▶ SHORT TASK
Extract the full set of records that follows, word for word.

▶ DATA EXCERPTS
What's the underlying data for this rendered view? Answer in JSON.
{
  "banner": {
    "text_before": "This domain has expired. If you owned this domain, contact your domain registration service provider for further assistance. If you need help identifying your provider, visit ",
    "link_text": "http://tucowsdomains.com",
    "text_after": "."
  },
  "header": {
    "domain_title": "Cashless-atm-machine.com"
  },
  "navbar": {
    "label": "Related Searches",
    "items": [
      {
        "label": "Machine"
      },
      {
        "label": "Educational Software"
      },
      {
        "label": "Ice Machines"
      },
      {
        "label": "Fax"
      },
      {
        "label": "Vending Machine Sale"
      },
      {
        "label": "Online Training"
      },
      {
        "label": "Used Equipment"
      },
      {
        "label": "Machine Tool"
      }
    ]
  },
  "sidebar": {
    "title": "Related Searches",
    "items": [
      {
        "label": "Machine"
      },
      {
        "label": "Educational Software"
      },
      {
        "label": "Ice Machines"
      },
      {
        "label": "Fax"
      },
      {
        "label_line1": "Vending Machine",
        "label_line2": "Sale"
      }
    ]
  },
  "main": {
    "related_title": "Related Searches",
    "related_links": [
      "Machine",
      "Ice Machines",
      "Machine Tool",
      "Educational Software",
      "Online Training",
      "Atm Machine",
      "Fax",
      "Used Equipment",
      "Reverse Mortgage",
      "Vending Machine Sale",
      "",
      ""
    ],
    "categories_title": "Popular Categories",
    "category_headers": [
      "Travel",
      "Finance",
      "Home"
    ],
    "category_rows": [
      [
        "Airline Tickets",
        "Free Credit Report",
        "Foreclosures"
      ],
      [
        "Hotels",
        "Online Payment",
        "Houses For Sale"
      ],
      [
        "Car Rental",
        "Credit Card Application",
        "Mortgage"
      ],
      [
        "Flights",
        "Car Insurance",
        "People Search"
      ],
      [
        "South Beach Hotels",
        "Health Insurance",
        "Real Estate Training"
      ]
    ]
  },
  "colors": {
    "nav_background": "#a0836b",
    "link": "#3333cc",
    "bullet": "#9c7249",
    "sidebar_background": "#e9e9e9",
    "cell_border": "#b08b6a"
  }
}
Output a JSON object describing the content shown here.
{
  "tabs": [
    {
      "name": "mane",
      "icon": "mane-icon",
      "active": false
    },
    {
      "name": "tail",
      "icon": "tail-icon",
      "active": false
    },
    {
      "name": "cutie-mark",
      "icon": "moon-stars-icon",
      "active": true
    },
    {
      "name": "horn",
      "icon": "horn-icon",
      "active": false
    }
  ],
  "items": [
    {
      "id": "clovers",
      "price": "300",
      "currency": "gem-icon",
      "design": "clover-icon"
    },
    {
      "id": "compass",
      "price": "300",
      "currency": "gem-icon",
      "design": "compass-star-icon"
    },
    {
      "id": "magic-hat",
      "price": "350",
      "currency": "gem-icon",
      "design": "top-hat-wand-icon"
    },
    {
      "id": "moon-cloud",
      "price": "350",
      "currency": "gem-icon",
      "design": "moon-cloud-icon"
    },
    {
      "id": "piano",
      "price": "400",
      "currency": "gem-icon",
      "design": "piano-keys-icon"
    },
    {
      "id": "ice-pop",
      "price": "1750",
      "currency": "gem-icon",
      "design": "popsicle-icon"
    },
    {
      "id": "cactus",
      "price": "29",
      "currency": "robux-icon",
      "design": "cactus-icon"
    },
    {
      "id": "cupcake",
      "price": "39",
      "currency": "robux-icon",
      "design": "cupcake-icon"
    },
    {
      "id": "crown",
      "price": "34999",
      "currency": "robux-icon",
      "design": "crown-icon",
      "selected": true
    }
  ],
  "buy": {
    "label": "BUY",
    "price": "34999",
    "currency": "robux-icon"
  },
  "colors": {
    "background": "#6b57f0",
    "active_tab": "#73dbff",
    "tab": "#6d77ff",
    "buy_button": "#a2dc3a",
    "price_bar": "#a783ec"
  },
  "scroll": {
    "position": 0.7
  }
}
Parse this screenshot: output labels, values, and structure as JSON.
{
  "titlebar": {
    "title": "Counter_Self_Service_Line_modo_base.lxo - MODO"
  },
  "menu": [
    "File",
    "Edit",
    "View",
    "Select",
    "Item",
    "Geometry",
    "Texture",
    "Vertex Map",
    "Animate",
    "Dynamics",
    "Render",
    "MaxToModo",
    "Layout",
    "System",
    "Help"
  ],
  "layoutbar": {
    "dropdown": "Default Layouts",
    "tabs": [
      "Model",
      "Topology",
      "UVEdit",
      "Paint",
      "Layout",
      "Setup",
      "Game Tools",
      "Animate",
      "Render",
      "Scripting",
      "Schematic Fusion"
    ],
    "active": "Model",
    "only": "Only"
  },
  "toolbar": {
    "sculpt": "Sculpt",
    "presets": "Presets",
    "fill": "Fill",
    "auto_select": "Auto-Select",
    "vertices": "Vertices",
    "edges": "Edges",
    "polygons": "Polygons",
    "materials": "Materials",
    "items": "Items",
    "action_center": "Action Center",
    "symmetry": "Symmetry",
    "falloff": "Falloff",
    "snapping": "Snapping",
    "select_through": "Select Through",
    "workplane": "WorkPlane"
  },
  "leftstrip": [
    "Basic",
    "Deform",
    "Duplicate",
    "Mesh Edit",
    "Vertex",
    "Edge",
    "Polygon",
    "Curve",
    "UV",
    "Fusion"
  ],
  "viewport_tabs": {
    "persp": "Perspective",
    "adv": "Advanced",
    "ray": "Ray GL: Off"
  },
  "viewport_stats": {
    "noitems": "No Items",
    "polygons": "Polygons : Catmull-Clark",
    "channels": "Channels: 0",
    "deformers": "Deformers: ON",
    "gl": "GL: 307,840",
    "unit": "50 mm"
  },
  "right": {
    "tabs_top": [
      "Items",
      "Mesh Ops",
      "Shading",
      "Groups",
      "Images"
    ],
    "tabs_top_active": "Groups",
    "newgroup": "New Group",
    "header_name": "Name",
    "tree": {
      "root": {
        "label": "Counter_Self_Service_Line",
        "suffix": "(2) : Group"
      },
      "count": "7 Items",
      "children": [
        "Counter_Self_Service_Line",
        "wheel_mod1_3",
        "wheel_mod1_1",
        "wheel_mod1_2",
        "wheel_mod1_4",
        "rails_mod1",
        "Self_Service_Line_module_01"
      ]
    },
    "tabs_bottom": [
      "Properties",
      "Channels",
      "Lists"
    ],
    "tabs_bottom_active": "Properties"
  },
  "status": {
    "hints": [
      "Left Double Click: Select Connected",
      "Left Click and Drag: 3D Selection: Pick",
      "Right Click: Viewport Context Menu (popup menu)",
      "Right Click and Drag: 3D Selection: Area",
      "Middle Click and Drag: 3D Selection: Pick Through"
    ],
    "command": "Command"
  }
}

▶ WRITTEN RESPONSE
What's the underlying data for this rendered view? Answer in JSON.
{
  "banner": {
    "text_before": "This domain has expired. If you owned this domain, contact your domain registration service provider for further assistance. If you need help identifying your provider, visit ",
    "link_text": "http://tucowsdomains.com",
    "text_after": "."
  },
  "header": {
    "domain_title": "Cashless-atm-machine.com"
  },
  "navbar": {
    "label": "Related Searches",
    "items": [
      {
        "label": "Machine"
      },
      {
        "label": "Educational Software"
      },
      {
        "label": "Ice Machines"
      },
      {
        "label": "Fax"
      },
      {
        "label": "Vending Machine Sale"
      },
      {
        "label": "Online Training"
      },
      {
        "label": "Used Equipment"
      },
      {
        "label": "Machine Tool"
      }
    ]
  },
  "sidebar": {
    "title": "Related Searches",
    "items": [
      {
        "label": "Machine"
      },
      {
        "label": "Educational Software"
      },
      {
        "label": "Ice Machines"
      },
      {
        "label": "Fax"
      },
      {
        "label_line1": "Vending Machine",
        "label_line2": "Sale"
      }
    ]
  },
  "main": {
    "related_title": "Related Searches",
    "related_links": [
      "Machine",
      "Ice Machines",
      "Machine Tool",
      "Educational Software",
      "Online Training",
      "Atm Machine",
      "Fax",
      "Used Equipment",
      "Reverse Mortgage",
      "Vending Machine Sale",
      "",
      ""
    ],
    "categories_title": "Popular Categories",
    "category_headers": [
      "Travel",
      "Finance",
      "Home"
    ],
    "category_rows": [
      [
        "Airline Tickets",
        "Free Credit Report",
        "Foreclosures"
      ],
      [
        "Hotels",
        "Online Payment",
        "Houses For Sale"
      ],
      [
        "Car Rental",
        "Credit Card Application",
        "Mortgage"
      ],
      [
        "Flights",
        "Car Insurance",
        "People Search"
      ],
      [
        "South Beach Hotels",
        "Health Insurance",
        "Real Estate Training"
      ]
    ]
  },
  "colors": {
    "nav_background": "#a0836b",
    "link": "#3333cc",
    "bullet": "#9c7249",
    "sidebar_background": "#e9e9e9",
    "cell_border": "#b08b6a"
  }
}
Output a JSON object describing the content shown here.
{
  "tabs": [
    {
      "name": "mane",
      "icon": "mane-icon",
      "active": false
    },
    {
      "name": "tail",
      "icon": "tail-icon",
      "active": false
    },
    {
      "name": "cutie-mark",
      "icon": "moon-stars-icon",
      "active": true
    },
    {
      "name": "horn",
      "icon": "horn-icon",
      "active": false
    }
  ],
  "items": [
    {
      "id": "clovers",
      "price": "300",
      "currency": "gem-icon",
      "design": "clover-icon"
    },
    {
      "id": "compass",
      "price": "300",
      "currency": "gem-icon",
      "design": "compass-star-icon"
    },
    {
      "id": "magic-hat",
      "price": "350",
      "currency": "gem-icon",
      "design": "top-hat-wand-icon"
    },
    {
      "id": "moon-cloud",
      "price": "350",
      "currency": "gem-icon",
      "design": "moon-cloud-icon"
    },
    {
      "id": "piano",
      "price": "400",
      "currency": "gem-icon",
      "design": "piano-keys-icon"
    },
    {
      "id": "ice-pop",
      "price": "1750",
      "currency": "gem-icon",
      "design": "popsicle-icon"
    },
    {
      "id": "cactus",
      "price": "29",
      "currency": "robux-icon",
      "design": "cactus-icon"
    },
    {
      "id": "cupcake",
      "price": "39",
      "currency": "robux-icon",
      "design": "cupcake-icon"
    },
    {
      "id": "crown",
      "price": "34999",
      "currency": "robux-icon",
      "design": "crown-icon",
      "selected": true
    }
  ],
  "buy": {
    "label": "BUY",
    "price": "34999",
    "currency": "robux-icon"
  },
  "colors": {
    "background": "#6b57f0",
    "active_tab": "#73dbff",
    "tab": "#6d77ff",
    "buy_button": "#a2dc3a",
    "price_bar": "#a783ec"
  },
  "scroll": {
    "position": 0.7
  }
}
Parse this screenshot: output labels, values, and structure as JSON.
{
  "titlebar": {
    "title": "Counter_Self_Service_Line_modo_base.lxo - MODO"
  },
  "menu": [
    "File",
    "Edit",
    "View",
    "Select",
    "Item",
    "Geometry",
    "Texture",
    "Vertex Map",
    "Animate",
    "Dynamics",
    "Render",
    "MaxToModo",
    "Layout",
    "System",
    "Help"
  ],
  "layoutbar": {
    "dropdown": "Default Layouts",
    "tabs": [
      "Model",
      "Topology",
      "UVEdit",
      "Paint",
      "Layout",
      "Setup",
      "Game Tools",
      "Animate",
      "Render",
      "Scripting",
      "Schematic Fusion"
    ],
    "active": "Model",
    "only": "Only"
  },
  "toolbar": {
    "sculpt": "Sculpt",
    "presets": "Presets",
    "fill": "Fill",
    "auto_select": "Auto-Select",
    "vertices": "Vertices",
    "edges": "Edges",
    "polygons": "Polygons",
    "materials": "Materials",
    "items": "Items",
    "action_center": "Action Center",
    "symmetry": "Symmetry",
    "falloff": "Falloff",
    "snapping": "Snapping",
    "select_through": "Select Through",
    "workplane": "WorkPlane"
  },
  "leftstrip": [
    "Basic",
    "Deform",
    "Duplicate",
    "Mesh Edit",
    "Vertex",
    "Edge",
    "Polygon",
    "Curve",
    "UV",
    "Fusion"
  ],
  "viewport_tabs": {
    "persp": "Perspective",
    "adv": "Advanced",
    "ray": "Ray GL: Off"
  },
  "viewport_stats": {
    "noitems": "No Items",
    "polygons": "Polygons : Catmull-Clark",
    "channels": "Channels: 0",
    "deformers": "Deformers: ON",
    "gl": "GL: 307,840",
    "unit": "50 mm"
  },
  "right": {
    "tabs_top": [
      "Items",
      "Mesh Ops",
      "Shading",
      "Groups",
      "Images"
    ],
    "tabs_top_active": "Groups",
    "newgroup": "New Group",
    "header_name": "Name",
    "tree": {
      "root": {
        "label": "Counter_Self_Service_Line",
        "suffix": "(2) : Group"
      },
      "count": "7 Items",
      "children": [
        "Counter_Self_Service_Line",
        "wheel_mod1_3",
        "wheel_mod1_1",
        "wheel_mod1_2",
        "wheel_mod1_4",
        "rails_mod1",
        "Self_Service_Line_module_01"
      ]
    },
    "tabs_bottom": [
      "Properties",
      "Channels",
      "Lists"
    ],
    "tabs_bottom_active": "Properties"
  },
  "status": {
    "hints": [
      "Left Double Click: Select Connected",
      "Left Click and Drag: 3D Selection: Pick",
      "Right Click: Viewport Context Menu (popup menu)",
      "Right Click and Drag: 3D Selection: Area",
      "Middle Click and Drag: 3D Selection: Pick Through"
    ],
    "command": "Command"
  }
}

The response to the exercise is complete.